Copy all lines of the listing that include the string "fcml".

══════════════════════════════

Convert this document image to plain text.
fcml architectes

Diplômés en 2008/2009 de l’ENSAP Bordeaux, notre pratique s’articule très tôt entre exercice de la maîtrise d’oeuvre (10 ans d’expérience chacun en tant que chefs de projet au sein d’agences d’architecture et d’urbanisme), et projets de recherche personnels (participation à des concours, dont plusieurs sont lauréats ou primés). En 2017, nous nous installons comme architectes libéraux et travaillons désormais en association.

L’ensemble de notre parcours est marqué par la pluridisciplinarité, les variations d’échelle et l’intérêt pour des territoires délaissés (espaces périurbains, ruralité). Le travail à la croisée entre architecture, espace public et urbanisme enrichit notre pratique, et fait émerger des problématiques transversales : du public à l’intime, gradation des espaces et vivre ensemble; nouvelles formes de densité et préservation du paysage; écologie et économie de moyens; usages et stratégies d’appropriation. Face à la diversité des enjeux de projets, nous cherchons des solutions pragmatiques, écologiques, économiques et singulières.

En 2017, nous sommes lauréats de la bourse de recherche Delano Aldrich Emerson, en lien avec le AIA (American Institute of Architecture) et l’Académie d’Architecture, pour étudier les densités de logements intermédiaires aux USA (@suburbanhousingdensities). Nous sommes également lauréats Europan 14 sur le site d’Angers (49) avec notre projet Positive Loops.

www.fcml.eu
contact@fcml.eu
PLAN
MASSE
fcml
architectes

══════════════════════════════

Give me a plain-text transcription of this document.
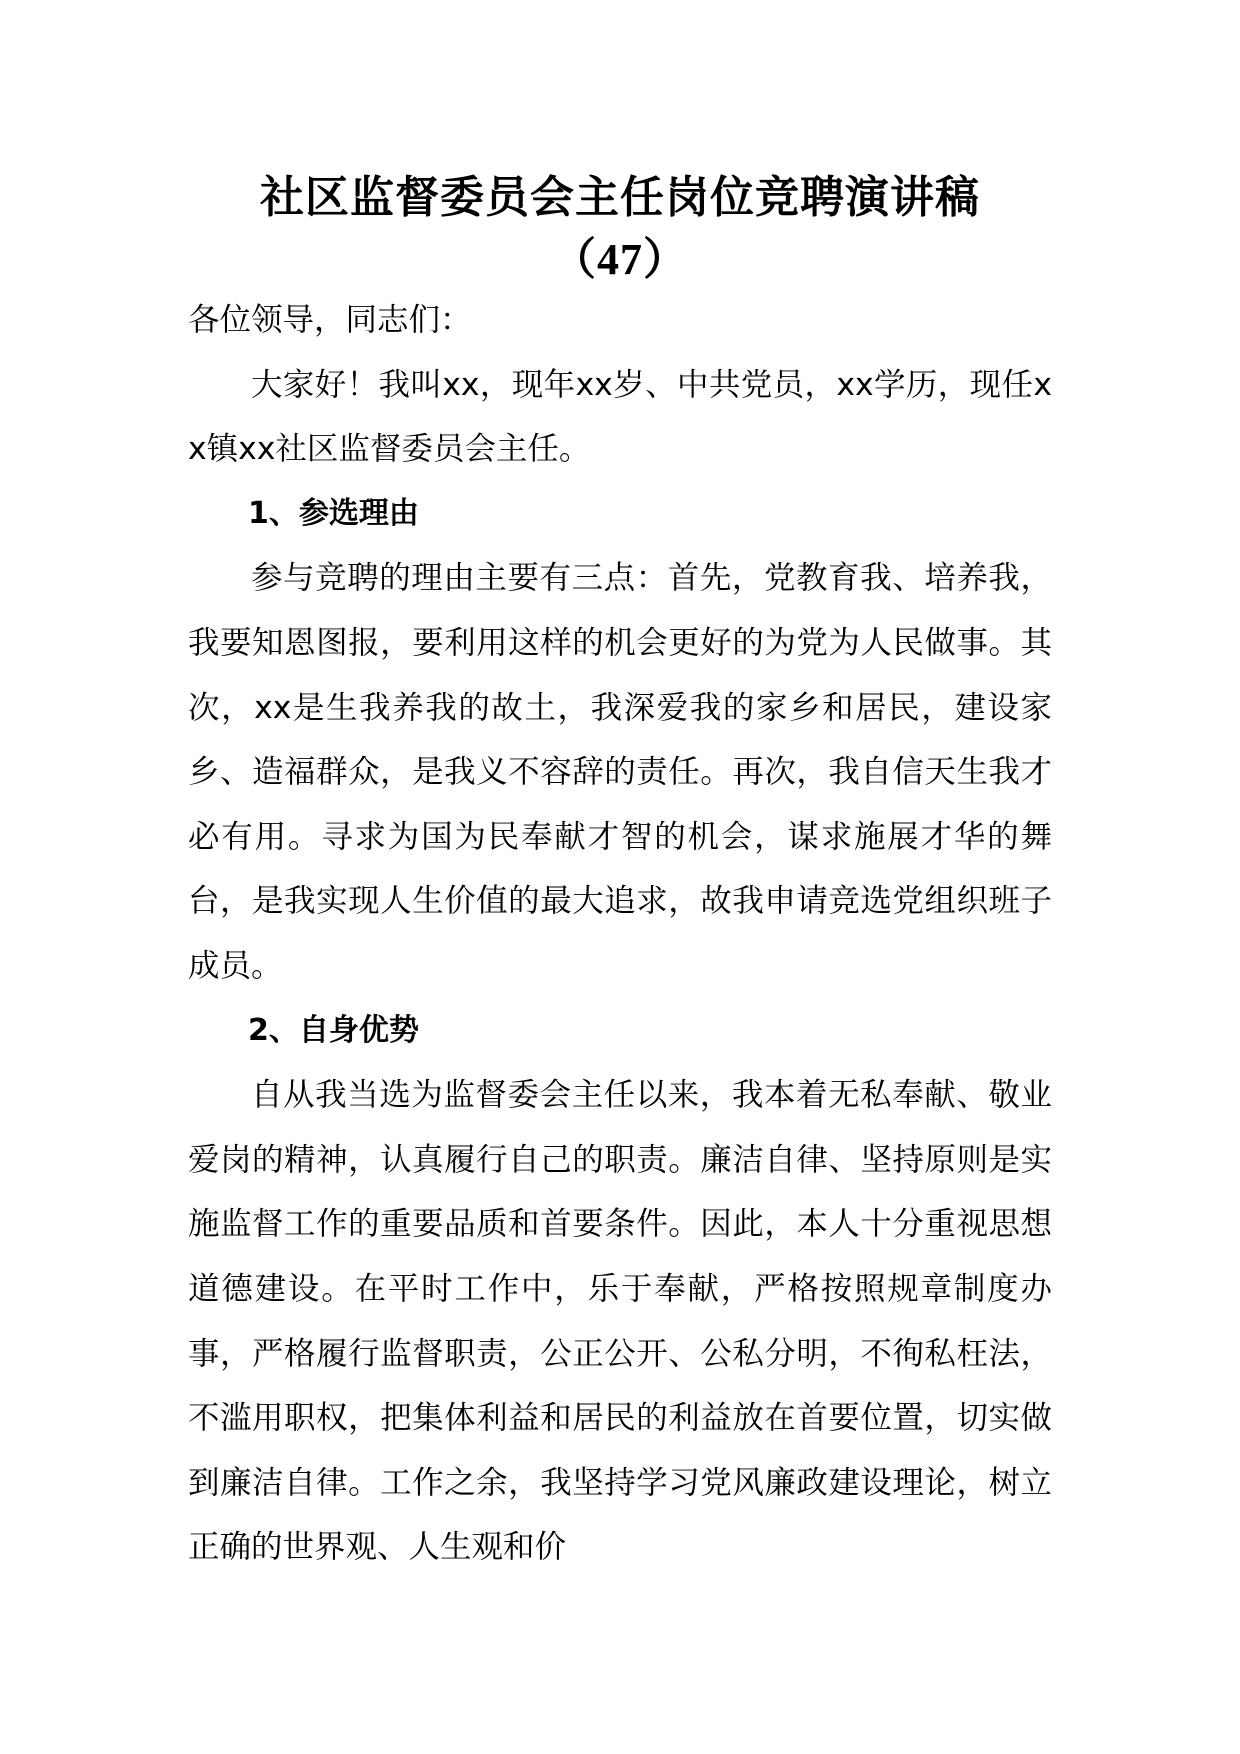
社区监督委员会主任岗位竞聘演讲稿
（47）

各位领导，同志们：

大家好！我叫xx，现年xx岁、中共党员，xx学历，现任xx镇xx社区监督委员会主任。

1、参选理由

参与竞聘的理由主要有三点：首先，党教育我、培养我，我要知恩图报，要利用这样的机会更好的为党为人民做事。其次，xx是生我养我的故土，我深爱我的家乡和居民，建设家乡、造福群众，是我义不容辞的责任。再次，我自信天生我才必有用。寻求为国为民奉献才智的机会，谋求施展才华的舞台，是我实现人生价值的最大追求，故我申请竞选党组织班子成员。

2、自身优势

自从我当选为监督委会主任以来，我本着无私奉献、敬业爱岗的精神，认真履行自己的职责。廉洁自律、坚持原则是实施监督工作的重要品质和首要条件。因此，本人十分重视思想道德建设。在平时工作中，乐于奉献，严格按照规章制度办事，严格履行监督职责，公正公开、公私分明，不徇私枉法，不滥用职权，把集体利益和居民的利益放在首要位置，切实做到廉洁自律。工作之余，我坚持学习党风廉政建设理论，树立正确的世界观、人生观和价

══════════════════════════════

Output of the task:
fcml architectes
www.fcml.eu
contact@fcml.eu
fcml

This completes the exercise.